(Document layout analysis data)
....
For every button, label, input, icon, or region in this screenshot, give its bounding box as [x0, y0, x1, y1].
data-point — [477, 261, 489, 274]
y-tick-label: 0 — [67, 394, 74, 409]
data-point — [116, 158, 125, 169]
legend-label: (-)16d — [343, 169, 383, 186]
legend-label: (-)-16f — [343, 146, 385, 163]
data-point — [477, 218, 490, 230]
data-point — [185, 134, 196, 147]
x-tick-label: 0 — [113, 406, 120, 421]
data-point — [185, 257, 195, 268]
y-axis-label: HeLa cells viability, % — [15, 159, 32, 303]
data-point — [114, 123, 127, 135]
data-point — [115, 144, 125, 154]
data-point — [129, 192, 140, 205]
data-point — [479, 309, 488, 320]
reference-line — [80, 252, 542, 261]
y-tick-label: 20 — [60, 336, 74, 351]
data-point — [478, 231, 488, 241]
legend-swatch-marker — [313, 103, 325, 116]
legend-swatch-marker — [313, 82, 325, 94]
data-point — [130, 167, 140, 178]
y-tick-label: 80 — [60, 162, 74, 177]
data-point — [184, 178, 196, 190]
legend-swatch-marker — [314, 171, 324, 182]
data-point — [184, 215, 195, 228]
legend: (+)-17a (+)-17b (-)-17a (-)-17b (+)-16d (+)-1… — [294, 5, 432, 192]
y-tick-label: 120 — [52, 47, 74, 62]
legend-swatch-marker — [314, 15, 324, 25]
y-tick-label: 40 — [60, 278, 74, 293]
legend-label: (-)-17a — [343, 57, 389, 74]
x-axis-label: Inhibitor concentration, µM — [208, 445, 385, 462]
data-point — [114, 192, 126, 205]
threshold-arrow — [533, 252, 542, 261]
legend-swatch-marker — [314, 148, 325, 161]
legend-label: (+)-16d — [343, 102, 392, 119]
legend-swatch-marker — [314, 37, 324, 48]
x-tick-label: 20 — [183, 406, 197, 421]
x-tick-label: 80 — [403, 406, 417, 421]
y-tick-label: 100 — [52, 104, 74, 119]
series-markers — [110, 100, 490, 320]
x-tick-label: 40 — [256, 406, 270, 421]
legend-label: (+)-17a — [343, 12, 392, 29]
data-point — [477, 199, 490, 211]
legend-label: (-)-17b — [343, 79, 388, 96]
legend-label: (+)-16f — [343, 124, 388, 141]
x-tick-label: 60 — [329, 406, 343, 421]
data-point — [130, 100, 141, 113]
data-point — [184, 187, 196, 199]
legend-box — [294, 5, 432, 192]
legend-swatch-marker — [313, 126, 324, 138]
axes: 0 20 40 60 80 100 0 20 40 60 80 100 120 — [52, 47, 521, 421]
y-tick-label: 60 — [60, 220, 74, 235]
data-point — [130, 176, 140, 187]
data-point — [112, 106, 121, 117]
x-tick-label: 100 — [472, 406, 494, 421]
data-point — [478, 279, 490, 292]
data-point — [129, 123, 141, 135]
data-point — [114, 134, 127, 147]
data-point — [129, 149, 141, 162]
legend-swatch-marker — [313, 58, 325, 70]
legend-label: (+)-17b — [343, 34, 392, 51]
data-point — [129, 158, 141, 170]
....
The lines to return are those in the entries above that include "axis".

y-axis-label: HeLa cells viability, % — [15, 159, 32, 303]
x-axis-label: Inhibitor concentration, µM — [208, 445, 385, 462]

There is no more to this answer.